WHAT TO DO — Will you write out all the entries below exactly?

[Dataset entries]
***
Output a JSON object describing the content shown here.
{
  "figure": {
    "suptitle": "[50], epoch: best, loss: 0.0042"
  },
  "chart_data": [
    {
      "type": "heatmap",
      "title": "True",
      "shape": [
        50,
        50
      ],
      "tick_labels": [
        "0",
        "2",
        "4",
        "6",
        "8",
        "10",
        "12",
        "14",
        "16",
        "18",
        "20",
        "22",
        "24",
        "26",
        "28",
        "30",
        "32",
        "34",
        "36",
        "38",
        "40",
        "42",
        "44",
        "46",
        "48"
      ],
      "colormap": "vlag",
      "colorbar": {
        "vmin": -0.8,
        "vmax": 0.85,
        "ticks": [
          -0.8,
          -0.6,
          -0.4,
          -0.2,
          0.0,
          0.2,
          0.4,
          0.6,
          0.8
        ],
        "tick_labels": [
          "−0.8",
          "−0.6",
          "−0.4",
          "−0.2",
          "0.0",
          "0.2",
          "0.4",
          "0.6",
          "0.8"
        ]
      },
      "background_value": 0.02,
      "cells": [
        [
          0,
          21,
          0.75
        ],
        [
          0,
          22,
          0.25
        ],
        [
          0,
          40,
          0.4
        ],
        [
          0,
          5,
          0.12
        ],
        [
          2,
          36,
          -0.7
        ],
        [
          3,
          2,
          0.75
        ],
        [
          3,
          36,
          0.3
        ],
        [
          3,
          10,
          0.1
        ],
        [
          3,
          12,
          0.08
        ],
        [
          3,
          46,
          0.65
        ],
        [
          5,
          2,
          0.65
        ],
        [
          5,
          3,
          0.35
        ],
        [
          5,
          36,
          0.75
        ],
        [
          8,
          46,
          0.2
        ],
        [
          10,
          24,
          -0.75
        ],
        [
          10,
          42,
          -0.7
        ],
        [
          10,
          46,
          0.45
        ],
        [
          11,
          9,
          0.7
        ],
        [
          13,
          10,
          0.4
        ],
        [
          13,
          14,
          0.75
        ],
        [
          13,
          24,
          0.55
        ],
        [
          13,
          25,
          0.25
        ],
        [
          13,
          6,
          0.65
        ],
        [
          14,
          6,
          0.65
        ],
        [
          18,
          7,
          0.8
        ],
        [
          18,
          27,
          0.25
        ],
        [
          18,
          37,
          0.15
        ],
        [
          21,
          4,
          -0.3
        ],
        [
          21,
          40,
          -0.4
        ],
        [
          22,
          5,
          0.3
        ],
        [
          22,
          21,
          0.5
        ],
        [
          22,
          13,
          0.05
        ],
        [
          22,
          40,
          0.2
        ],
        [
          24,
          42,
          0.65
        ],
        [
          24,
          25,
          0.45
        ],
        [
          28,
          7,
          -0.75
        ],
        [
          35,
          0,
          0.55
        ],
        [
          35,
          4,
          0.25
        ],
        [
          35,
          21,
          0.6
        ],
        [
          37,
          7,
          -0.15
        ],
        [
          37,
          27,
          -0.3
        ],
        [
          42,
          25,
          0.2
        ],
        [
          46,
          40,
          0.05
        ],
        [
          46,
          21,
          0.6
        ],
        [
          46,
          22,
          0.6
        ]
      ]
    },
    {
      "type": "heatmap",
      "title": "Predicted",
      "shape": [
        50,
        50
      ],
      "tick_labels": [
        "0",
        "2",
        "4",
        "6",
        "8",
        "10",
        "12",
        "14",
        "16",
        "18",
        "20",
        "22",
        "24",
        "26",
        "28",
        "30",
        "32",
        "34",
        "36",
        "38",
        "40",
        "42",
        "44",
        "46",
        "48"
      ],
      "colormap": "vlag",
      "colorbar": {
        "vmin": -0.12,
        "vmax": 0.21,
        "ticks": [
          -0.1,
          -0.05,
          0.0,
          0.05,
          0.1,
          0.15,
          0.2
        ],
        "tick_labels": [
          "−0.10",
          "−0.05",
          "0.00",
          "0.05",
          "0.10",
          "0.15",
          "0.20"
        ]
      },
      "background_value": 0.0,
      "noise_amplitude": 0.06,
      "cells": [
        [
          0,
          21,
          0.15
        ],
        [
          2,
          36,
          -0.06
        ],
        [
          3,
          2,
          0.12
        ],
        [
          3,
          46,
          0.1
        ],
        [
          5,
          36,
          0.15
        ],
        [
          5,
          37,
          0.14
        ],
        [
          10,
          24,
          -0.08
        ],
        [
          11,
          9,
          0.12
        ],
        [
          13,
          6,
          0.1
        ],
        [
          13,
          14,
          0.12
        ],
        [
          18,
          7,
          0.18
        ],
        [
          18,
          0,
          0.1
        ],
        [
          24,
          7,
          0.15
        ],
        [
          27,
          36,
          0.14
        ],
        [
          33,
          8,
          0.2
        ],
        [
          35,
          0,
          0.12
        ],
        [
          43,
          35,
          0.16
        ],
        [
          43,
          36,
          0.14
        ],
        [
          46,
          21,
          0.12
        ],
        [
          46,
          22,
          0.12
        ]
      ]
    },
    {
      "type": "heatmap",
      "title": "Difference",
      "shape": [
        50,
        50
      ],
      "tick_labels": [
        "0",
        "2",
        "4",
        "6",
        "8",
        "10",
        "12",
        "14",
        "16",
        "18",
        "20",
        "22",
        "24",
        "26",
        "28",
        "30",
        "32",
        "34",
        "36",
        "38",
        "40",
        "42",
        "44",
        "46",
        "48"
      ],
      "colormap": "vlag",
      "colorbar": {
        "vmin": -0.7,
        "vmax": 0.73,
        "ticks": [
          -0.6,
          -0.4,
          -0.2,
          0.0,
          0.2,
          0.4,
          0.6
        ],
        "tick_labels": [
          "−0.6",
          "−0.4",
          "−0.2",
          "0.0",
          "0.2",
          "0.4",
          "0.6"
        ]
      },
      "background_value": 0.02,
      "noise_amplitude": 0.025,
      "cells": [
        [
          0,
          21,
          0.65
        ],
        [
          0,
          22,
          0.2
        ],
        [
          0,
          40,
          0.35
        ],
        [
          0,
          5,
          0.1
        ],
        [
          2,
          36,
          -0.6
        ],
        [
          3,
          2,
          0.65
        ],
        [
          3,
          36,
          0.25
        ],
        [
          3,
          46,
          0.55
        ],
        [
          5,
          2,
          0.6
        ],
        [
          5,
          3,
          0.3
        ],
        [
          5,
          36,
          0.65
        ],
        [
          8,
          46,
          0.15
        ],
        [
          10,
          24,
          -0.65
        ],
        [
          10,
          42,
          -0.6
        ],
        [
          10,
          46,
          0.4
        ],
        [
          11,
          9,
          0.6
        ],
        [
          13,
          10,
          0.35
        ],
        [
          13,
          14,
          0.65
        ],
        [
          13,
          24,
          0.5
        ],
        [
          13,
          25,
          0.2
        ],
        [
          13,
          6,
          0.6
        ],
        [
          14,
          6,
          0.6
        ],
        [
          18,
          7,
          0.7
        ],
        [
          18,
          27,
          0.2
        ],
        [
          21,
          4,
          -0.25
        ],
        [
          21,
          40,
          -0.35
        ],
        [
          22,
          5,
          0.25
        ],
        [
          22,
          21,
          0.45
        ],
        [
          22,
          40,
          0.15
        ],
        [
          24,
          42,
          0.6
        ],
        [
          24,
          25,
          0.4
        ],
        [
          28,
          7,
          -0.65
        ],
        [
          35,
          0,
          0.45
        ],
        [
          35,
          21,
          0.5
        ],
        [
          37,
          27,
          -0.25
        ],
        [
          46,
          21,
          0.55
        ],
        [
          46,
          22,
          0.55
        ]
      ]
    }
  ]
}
***
OUTPUT BELOW —
Output a JSON object describing the content shown here.
{
  "figure": {
    "suptitle": "[50], epoch: best, loss: 0.0042"
  },
  "chart_data": [
    {
      "type": "heatmap",
      "title": "True",
      "shape": [
        50,
        50
      ],
      "tick_labels": [
        "0",
        "2",
        "4",
        "6",
        "8",
        "10",
        "12",
        "14",
        "16",
        "18",
        "20",
        "22",
        "24",
        "26",
        "28",
        "30",
        "32",
        "34",
        "36",
        "38",
        "40",
        "42",
        "44",
        "46",
        "48"
      ],
      "colormap": "vlag",
      "colorbar": {
        "vmin": -0.8,
        "vmax": 0.85,
        "ticks": [
          -0.8,
          -0.6,
          -0.4,
          -0.2,
          0.0,
          0.2,
          0.4,
          0.6,
          0.8
        ],
        "tick_labels": [
          "−0.8",
          "−0.6",
          "−0.4",
          "−0.2",
          "0.0",
          "0.2",
          "0.4",
          "0.6",
          "0.8"
        ]
      },
      "background_value": 0.02,
      "cells": [
        [
          0,
          21,
          0.75
        ],
        [
          0,
          22,
          0.25
        ],
        [
          0,
          40,
          0.4
        ],
        [
          0,
          5,
          0.12
        ],
        [
          2,
          36,
          -0.7
        ],
        [
          3,
          2,
          0.75
        ],
        [
          3,
          36,
          0.3
        ],
        [
          3,
          10,
          0.1
        ],
        [
          3,
          12,
          0.08
        ],
        [
          3,
          46,
          0.65
        ],
        [
          5,
          2,
          0.65
        ],
        [
          5,
          3,
          0.35
        ],
        [
          5,
          36,
          0.75
        ],
        [
          8,
          46,
          0.2
        ],
        [
          10,
          24,
          -0.75
        ],
        [
          10,
          42,
          -0.7
        ],
        [
          10,
          46,
          0.45
        ],
        [
          11,
          9,
          0.7
        ],
        [
          13,
          10,
          0.4
        ],
        [
          13,
          14,
          0.75
        ],
        [
          13,
          24,
          0.55
        ],
        [
          13,
          25,
          0.25
        ],
        [
          13,
          6,
          0.65
        ],
        [
          14,
          6,
          0.65
        ],
        [
          18,
          7,
          0.8
        ],
        [
          18,
          27,
          0.25
        ],
        [
          18,
          37,
          0.15
        ],
        [
          21,
          4,
          -0.3
        ],
        [
          21,
          40,
          -0.4
        ],
        [
          22,
          5,
          0.3
        ],
        [
          22,
          21,
          0.5
        ],
        [
          22,
          13,
          0.05
        ],
        [
          22,
          40,
          0.2
        ],
        [
          24,
          42,
          0.65
        ],
        [
          24,
          25,
          0.45
        ],
        [
          28,
          7,
          -0.75
        ],
        [
          35,
          0,
          0.55
        ],
        [
          35,
          4,
          0.25
        ],
        [
          35,
          21,
          0.6
        ],
        [
          37,
          7,
          -0.15
        ],
        [
          37,
          27,
          -0.3
        ],
        [
          42,
          25,
          0.2
        ],
        [
          46,
          40,
          0.05
        ],
        [
          46,
          21,
          0.6
        ],
        [
          46,
          22,
          0.6
        ]
      ]
    },
    {
      "type": "heatmap",
      "title": "Predicted",
      "shape": [
        50,
        50
      ],
      "tick_labels": [
        "0",
        "2",
        "4",
        "6",
        "8",
        "10",
        "12",
        "14",
        "16",
        "18",
        "20",
        "22",
        "24",
        "26",
        "28",
        "30",
        "32",
        "34",
        "36",
        "38",
        "40",
        "42",
        "44",
        "46",
        "48"
      ],
      "colormap": "vlag",
      "colorbar": {
        "vmin": -0.12,
        "vmax": 0.21,
        "ticks": [
          -0.1,
          -0.05,
          0.0,
          0.05,
          0.1,
          0.15,
          0.2
        ],
        "tick_labels": [
          "−0.10",
          "−0.05",
          "0.00",
          "0.05",
          "0.10",
          "0.15",
          "0.20"
        ]
      },
      "background_value": 0.0,
      "noise_amplitude": 0.06,
      "cells": [
        [
          0,
          21,
          0.15
        ],
        [
          2,
          36,
          -0.06
        ],
        [
          3,
          2,
          0.12
        ],
        [
          3,
          46,
          0.1
        ],
        [
          5,
          36,
          0.15
        ],
        [
          5,
          37,
          0.14
        ],
        [
          10,
          24,
          -0.08
        ],
        [
          11,
          9,
          0.12
        ],
        [
          13,
          6,
          0.1
        ],
        [
          13,
          14,
          0.12
        ],
        [
          18,
          7,
          0.18
        ],
        [
          18,
          0,
          0.1
        ],
        [
          24,
          7,
          0.15
        ],
        [
          27,
          36,
          0.14
        ],
        [
          33,
          8,
          0.2
        ],
        [
          35,
          0,
          0.12
        ],
        [
          43,
          35,
          0.16
        ],
        [
          43,
          36,
          0.14
        ],
        [
          46,
          21,
          0.12
        ],
        [
          46,
          22,
          0.12
        ]
      ]
    },
    {
      "type": "heatmap",
      "title": "Difference",
      "shape": [
        50,
        50
      ],
      "tick_labels": [
        "0",
        "2",
        "4",
        "6",
        "8",
        "10",
        "12",
        "14",
        "16",
        "18",
        "20",
        "22",
        "24",
        "26",
        "28",
        "30",
        "32",
        "34",
        "36",
        "38",
        "40",
        "42",
        "44",
        "46",
        "48"
      ],
      "colormap": "vlag",
      "colorbar": {
        "vmin": -0.7,
        "vmax": 0.73,
        "ticks": [
          -0.6,
          -0.4,
          -0.2,
          0.0,
          0.2,
          0.4,
          0.6
        ],
        "tick_labels": [
          "−0.6",
          "−0.4",
          "−0.2",
          "0.0",
          "0.2",
          "0.4",
          "0.6"
        ]
      },
      "background_value": 0.02,
      "noise_amplitude": 0.025,
      "cells": [
        [
          0,
          21,
          0.65
        ],
        [
          0,
          22,
          0.2
        ],
        [
          0,
          40,
          0.35
        ],
        [
          0,
          5,
          0.1
        ],
        [
          2,
          36,
          -0.6
        ],
        [
          3,
          2,
          0.65
        ],
        [
          3,
          36,
          0.25
        ],
        [
          3,
          46,
          0.55
        ],
        [
          5,
          2,
          0.6
        ],
        [
          5,
          3,
          0.3
        ],
        [
          5,
          36,
          0.65
        ],
        [
          8,
          46,
          0.15
        ],
        [
          10,
          24,
          -0.65
        ],
        [
          10,
          42,
          -0.6
        ],
        [
          10,
          46,
          0.4
        ],
        [
          11,
          9,
          0.6
        ],
        [
          13,
          10,
          0.35
        ],
        [
          13,
          14,
          0.65
        ],
        [
          13,
          24,
          0.5
        ],
        [
          13,
          25,
          0.2
        ],
        [
          13,
          6,
          0.6
        ],
        [
          14,
          6,
          0.6
        ],
        [
          18,
          7,
          0.7
        ],
        [
          18,
          27,
          0.2
        ],
        [
          21,
          4,
          -0.25
        ],
        [
          21,
          40,
          -0.35
        ],
        [
          22,
          5,
          0.25
        ],
        [
          22,
          21,
          0.45
        ],
        [
          22,
          40,
          0.15
        ],
        [
          24,
          42,
          0.6
        ],
        [
          24,
          25,
          0.4
        ],
        [
          28,
          7,
          -0.65
        ],
        [
          35,
          0,
          0.45
        ],
        [
          35,
          21,
          0.5
        ],
        [
          37,
          27,
          -0.25
        ],
        [
          46,
          21,
          0.55
        ],
        [
          46,
          22,
          0.55
        ]
      ]
    }
  ]
}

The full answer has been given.